**TASK PROMPT**: Which lines hold the word "prístup"? Copy each one.

**TASK MATERIAL**:
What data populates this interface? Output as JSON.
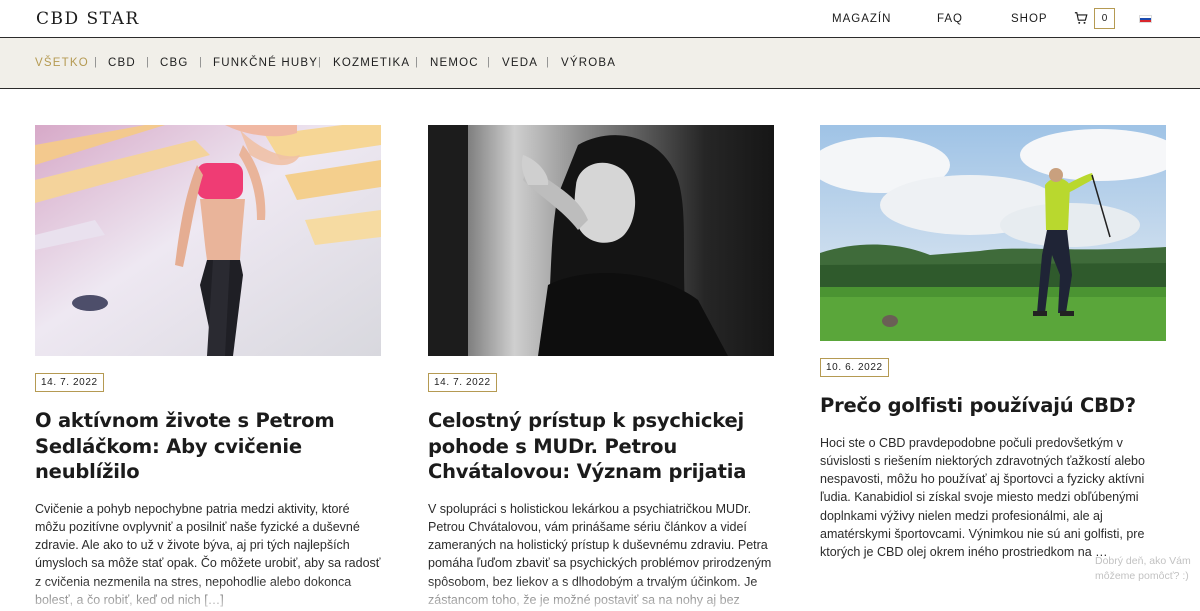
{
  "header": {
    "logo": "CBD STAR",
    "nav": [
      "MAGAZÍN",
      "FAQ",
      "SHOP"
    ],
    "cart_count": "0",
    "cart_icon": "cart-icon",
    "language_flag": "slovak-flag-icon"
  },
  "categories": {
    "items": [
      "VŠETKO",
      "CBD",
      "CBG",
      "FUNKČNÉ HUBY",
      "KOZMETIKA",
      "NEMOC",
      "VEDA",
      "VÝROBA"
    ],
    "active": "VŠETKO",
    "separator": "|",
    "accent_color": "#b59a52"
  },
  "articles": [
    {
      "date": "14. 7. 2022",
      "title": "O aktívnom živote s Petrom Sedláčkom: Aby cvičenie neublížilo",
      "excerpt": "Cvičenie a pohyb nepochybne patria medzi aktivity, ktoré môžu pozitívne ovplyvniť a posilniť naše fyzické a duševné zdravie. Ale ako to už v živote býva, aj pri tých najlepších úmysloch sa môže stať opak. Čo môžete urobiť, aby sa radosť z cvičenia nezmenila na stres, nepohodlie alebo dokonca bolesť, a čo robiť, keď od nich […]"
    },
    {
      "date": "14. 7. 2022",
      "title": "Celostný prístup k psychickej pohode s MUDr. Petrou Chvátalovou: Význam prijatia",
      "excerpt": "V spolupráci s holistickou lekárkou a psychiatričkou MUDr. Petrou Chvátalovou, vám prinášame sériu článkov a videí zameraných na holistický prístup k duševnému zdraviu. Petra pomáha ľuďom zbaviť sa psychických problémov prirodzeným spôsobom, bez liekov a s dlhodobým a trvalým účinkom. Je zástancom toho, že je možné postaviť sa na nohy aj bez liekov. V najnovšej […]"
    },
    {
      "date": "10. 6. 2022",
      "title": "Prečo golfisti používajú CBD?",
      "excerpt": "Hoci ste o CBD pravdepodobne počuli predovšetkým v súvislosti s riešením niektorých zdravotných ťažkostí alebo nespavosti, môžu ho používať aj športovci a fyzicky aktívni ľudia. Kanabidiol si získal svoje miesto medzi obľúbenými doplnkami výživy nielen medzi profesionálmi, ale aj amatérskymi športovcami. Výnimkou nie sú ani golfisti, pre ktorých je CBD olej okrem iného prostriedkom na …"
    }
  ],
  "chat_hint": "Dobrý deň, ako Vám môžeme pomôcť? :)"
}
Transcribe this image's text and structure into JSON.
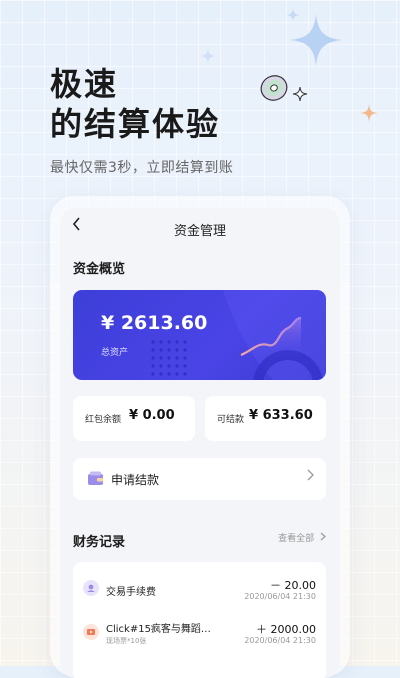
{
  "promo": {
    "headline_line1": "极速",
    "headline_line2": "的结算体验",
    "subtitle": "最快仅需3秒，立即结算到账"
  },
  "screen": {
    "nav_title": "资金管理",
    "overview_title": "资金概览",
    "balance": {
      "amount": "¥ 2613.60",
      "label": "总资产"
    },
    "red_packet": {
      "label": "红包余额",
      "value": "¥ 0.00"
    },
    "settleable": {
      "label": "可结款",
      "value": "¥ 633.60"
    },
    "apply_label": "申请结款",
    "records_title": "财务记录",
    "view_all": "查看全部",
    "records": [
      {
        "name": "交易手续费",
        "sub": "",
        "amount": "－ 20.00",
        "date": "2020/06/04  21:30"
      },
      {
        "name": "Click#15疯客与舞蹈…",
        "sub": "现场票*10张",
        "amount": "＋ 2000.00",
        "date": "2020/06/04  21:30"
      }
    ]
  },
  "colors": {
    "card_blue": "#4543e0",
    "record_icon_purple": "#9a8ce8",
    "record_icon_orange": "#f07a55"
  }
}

**SOLUTION TO THIS EXERCISE**:
      "title": "Celostný prístup k psychickej pohode s MUDr. Petrou Chvátalovou: Význam prijatia",
      "excerpt": "V spolupráci s holistickou lekárkou a psychiatričkou MUDr. Petrou Chvátalovou, vám prinášame sériu článkov a videí zameraných na holistický prístup k duševnému zdraviu. Petra pomáha ľuďom zbaviť sa psychických problémov prirodzeným spôsobom, bez liekov a s dlhodobým a trvalým účinkom. Je zástancom toho, že je možné postaviť sa na nohy aj bez liekov. V najnovšej […]"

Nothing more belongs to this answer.